* THE DATA:
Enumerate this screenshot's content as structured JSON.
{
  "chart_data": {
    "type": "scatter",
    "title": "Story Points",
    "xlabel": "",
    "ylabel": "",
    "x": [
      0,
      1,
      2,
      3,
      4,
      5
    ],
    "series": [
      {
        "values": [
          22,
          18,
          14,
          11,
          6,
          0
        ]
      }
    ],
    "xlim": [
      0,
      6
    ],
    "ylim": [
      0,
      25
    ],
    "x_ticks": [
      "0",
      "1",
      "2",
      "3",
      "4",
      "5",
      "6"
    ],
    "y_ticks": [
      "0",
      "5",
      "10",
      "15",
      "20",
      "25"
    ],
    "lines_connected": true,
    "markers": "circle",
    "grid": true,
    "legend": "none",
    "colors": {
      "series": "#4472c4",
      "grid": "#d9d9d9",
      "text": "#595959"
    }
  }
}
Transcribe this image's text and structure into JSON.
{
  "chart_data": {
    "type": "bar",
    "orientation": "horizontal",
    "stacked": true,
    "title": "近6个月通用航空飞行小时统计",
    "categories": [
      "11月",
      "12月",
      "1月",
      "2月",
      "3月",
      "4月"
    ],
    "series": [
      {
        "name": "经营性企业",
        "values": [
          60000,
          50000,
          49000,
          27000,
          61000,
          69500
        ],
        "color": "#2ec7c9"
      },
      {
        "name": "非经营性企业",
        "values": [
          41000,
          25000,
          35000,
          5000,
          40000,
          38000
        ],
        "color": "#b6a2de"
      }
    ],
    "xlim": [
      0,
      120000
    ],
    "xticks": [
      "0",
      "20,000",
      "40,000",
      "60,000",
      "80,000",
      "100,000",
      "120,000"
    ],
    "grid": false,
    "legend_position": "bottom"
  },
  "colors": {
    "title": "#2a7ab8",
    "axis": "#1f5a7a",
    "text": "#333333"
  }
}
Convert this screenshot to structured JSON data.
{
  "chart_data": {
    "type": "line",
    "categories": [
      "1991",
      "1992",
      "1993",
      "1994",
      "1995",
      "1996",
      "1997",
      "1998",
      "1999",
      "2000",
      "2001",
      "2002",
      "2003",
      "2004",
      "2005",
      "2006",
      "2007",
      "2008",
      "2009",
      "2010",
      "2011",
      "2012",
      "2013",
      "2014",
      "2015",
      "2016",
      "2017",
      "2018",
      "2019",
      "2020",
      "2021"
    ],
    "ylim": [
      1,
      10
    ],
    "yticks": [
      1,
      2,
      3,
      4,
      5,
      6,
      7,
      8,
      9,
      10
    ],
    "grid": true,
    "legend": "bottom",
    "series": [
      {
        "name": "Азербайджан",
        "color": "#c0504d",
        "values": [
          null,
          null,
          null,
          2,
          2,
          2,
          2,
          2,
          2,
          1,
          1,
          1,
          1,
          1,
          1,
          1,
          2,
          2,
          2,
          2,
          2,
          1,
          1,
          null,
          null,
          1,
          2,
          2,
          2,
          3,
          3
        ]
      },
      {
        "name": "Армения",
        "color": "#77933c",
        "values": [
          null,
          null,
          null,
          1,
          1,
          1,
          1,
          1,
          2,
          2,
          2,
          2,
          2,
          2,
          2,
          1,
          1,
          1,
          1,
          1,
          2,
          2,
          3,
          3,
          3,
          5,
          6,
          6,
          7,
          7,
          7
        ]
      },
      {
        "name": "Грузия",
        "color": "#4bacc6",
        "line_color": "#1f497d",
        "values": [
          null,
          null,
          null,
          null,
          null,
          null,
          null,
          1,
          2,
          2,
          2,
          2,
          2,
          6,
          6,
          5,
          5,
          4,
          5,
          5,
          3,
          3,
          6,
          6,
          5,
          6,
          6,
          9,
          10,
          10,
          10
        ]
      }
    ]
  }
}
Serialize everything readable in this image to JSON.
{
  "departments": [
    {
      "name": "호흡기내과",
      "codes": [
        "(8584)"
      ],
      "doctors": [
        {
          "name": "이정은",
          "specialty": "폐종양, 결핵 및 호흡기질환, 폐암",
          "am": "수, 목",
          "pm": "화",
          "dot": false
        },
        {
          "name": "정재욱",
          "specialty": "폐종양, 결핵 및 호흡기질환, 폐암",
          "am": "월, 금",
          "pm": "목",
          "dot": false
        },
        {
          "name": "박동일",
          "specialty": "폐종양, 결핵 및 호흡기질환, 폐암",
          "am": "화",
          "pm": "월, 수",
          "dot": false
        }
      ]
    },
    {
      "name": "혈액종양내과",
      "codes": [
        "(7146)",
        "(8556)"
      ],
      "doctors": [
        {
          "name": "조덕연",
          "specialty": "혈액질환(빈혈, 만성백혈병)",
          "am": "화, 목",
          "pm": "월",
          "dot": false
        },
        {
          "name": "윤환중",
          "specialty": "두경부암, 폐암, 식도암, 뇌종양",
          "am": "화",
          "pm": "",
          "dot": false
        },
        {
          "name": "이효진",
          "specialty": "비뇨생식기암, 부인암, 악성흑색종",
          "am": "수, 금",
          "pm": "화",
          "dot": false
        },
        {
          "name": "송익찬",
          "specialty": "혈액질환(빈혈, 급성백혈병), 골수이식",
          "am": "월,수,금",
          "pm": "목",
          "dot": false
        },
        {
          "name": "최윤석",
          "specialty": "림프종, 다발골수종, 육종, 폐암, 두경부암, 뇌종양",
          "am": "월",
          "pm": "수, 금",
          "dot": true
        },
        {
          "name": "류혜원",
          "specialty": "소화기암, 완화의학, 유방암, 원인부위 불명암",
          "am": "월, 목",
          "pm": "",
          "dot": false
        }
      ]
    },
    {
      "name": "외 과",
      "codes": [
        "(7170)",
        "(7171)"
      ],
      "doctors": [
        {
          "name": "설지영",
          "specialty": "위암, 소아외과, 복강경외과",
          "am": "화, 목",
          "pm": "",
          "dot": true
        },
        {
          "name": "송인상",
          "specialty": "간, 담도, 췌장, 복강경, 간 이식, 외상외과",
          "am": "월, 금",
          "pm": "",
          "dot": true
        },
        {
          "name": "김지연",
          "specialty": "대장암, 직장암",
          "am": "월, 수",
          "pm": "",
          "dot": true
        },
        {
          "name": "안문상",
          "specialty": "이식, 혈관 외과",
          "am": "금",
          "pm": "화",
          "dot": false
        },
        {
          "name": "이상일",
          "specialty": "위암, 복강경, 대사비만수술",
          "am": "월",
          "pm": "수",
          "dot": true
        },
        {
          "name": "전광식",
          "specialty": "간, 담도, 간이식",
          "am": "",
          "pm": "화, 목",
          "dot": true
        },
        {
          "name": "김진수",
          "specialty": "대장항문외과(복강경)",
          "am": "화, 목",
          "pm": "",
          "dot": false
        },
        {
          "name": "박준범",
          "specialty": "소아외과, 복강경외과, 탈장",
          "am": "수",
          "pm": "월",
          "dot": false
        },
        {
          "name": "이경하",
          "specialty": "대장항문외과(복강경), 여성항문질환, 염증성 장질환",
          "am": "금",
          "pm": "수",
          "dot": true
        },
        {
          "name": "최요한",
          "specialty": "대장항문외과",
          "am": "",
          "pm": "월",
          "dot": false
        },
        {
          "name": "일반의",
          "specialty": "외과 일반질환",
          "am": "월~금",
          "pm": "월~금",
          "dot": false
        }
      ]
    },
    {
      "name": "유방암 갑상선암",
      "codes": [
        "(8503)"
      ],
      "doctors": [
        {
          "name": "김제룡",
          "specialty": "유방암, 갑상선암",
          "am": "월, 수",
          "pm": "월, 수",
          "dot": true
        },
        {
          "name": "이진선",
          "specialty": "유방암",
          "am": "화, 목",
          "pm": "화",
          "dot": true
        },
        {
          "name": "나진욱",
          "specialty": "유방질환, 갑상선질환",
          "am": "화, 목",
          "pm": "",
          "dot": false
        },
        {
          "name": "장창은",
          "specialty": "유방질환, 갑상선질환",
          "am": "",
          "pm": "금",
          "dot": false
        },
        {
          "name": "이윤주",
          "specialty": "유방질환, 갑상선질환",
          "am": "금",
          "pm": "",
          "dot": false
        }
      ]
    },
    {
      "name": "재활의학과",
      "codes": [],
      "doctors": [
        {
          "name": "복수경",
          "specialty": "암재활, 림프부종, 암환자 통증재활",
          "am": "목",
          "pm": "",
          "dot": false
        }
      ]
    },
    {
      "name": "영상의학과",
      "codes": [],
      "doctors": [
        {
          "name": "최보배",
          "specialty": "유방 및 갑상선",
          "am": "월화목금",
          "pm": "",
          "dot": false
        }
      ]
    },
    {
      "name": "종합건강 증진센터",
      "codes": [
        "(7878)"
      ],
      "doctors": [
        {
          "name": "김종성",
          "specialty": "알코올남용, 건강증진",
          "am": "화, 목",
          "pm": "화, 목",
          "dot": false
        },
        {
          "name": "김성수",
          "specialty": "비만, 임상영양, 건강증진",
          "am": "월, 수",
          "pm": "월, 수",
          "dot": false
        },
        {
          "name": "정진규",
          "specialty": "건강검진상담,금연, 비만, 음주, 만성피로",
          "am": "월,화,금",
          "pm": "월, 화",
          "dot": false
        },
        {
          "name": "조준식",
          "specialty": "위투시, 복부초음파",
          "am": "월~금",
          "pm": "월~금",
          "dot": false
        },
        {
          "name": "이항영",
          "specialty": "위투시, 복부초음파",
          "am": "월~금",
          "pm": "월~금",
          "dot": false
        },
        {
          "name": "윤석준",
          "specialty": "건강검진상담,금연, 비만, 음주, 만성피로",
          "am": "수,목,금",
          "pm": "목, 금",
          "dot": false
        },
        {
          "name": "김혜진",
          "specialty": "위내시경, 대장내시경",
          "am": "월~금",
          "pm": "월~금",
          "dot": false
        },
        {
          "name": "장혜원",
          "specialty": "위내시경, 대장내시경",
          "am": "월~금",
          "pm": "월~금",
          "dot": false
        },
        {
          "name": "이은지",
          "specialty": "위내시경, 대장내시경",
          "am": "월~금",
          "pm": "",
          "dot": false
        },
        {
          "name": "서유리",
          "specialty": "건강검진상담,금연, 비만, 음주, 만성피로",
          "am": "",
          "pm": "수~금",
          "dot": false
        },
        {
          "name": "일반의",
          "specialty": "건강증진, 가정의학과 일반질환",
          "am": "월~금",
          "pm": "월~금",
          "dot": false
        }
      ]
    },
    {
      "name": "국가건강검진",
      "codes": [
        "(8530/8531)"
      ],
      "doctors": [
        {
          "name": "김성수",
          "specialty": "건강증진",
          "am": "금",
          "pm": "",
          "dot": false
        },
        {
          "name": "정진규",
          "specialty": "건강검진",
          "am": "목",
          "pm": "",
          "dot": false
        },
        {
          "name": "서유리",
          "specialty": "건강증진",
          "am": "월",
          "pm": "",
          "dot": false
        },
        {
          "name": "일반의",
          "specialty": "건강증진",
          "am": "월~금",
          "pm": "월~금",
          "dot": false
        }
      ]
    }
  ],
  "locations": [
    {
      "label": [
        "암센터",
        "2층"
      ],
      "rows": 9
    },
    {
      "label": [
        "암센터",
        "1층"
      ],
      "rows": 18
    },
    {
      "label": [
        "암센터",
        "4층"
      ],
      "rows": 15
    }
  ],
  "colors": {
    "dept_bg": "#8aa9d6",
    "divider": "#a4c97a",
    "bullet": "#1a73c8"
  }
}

* WRITTEN REQUEST:
Write out every line from the entries where "bottom" appears.

* TASK RESULT:
    "legend_position": "bottom"
    "legend": "bottom",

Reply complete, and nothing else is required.